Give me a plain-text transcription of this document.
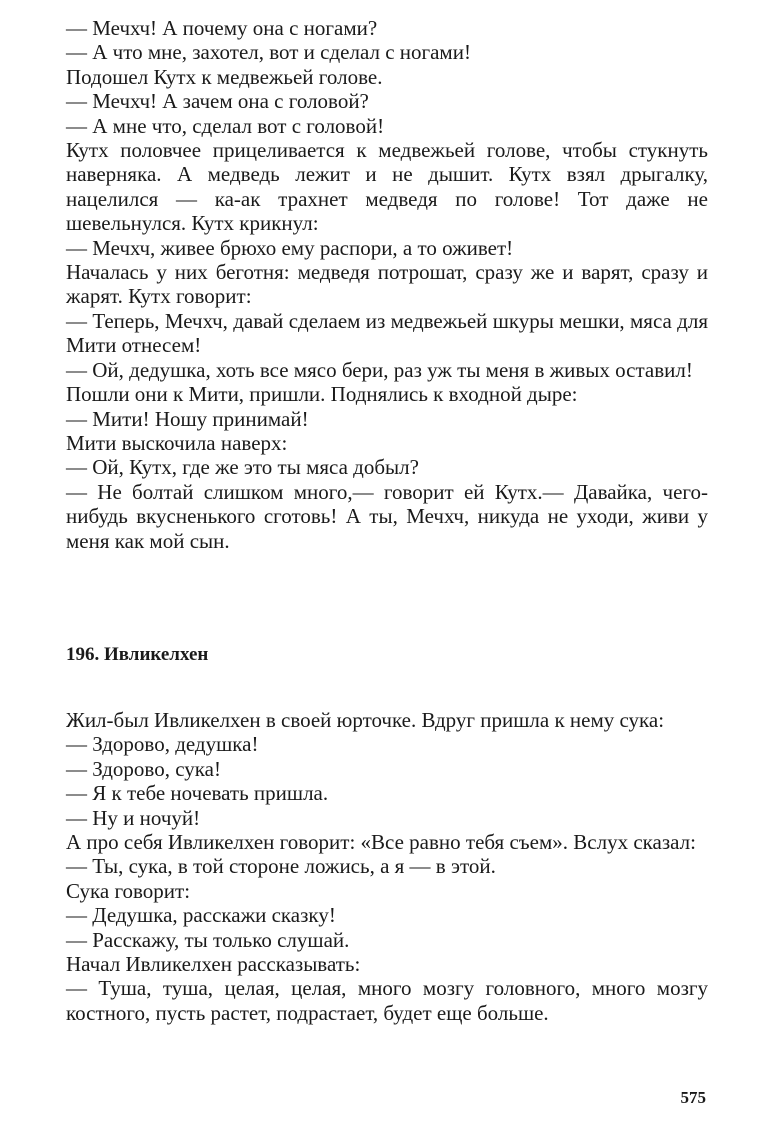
— Мечхч! А почему она с ногами?

— А что мне, захотел, вот и сделал с ногами!

Подошел Кутх к медвежьей голове.

— Мечхч! А зачем она с головой?

— А мне что, сделал вот с головой!

Кутх половчее прицеливается к медвежьей голове, чтобы стукнуть наверняка. А медведь лежит и не дышит. Кутх взял дрыгалку, нацелился — ка-ак трахнет медведя по голове! Тот даже не шевельнулся. Кутх крикнул:

— Мечхч, живее брюхо ему распори, а то оживет!

Началась у них беготня: медведя потрошат, сразу же и варят, сразу и жарят. Кутх говорит:

— Теперь, Мечхч, давай сделаем из медвежьей шкуры мешки, мяса для Мити отнесем!

— Ой, дедушка, хоть все мясо бери, раз уж ты меня в живых оставил!

Пошли они к Мити, пришли. Поднялись к входной дыре:

— Мити! Ношу принимай!

Мити выскочила наверх:

— Ой, Кутх, где же это ты мяса добыл?

— Не болтай слишком много,— говорит ей Кутх.— Давайка, чего-нибудь вкусненького сготовь! А ты, Мечхч, никуда не уходи, живи у меня как мой сын.

196. Ивликелхен

Жил-был Ивликелхен в своей юрточке. Вдруг пришла к нему сука:

— Здорово, дедушка!

— Здорово, сука!

— Я к тебе ночевать пришла.

— Ну и ночуй!

А про себя Ивликелхен говорит: «Все равно тебя съем». Вслух сказал:

— Ты, сука, в той стороне ложись, а я — в этой.

Сука говорит:

— Дедушка, расскажи сказку!

— Расскажу, ты только слушай.

Начал Ивликелхен рассказывать:

— Туша, туша, целая, целая, много мозгу головного, много мозгу костного, пусть растет, подрастает, будет еще больше.

575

****************************************

**Written instruction**
Copy out the data above exactly, except the pictures.

**Written response**
Give me a plain-text transcription of this document.
— Мечхч! А почему она с ногами?

— А что мне, захотел, вот и сделал с ногами!

Подошел Кутх к медвежьей голове.

— Мечхч! А зачем она с головой?

— А мне что, сделал вот с головой!

Кутх половчее прицеливается к медвежьей голове, чтобы стукнуть наверняка. А медведь лежит и не дышит. Кутх взял дрыгалку, нацелился — ка-ак трахнет медведя по голове! Тот даже не шевельнулся. Кутх крикнул:

— Мечхч, живее брюхо ему распори, а то оживет!

Началась у них беготня: медведя потрошат, сразу же и варят, сразу и жарят. Кутх говорит:

— Теперь, Мечхч, давай сделаем из медвежьей шкуры мешки, мяса для Мити отнесем!

— Ой, дедушка, хоть все мясо бери, раз уж ты меня в живых оставил!

Пошли они к Мити, пришли. Поднялись к входной дыре:

— Мити! Ношу принимай!

Мити выскочила наверх:

— Ой, Кутх, где же это ты мяса добыл?

— Не болтай слишком много,— говорит ей Кутх.— Давайка, чего-нибудь вкусненького сготовь! А ты, Мечхч, никуда не уходи, живи у меня как мой сын.

196. Ивликелхен

Жил-был Ивликелхен в своей юрточке. Вдруг пришла к нему сука:

— Здорово, дедушка!

— Здорово, сука!

— Я к тебе ночевать пришла.

— Ну и ночуй!

А про себя Ивликелхен говорит: «Все равно тебя съем». Вслух сказал:

— Ты, сука, в той стороне ложись, а я — в этой.

Сука говорит:

— Дедушка, расскажи сказку!

— Расскажу, ты только слушай.

Начал Ивликелхен рассказывать:

— Туша, туша, целая, целая, много мозгу головного, много мозгу костного, пусть растет, подрастает, будет еще больше.

575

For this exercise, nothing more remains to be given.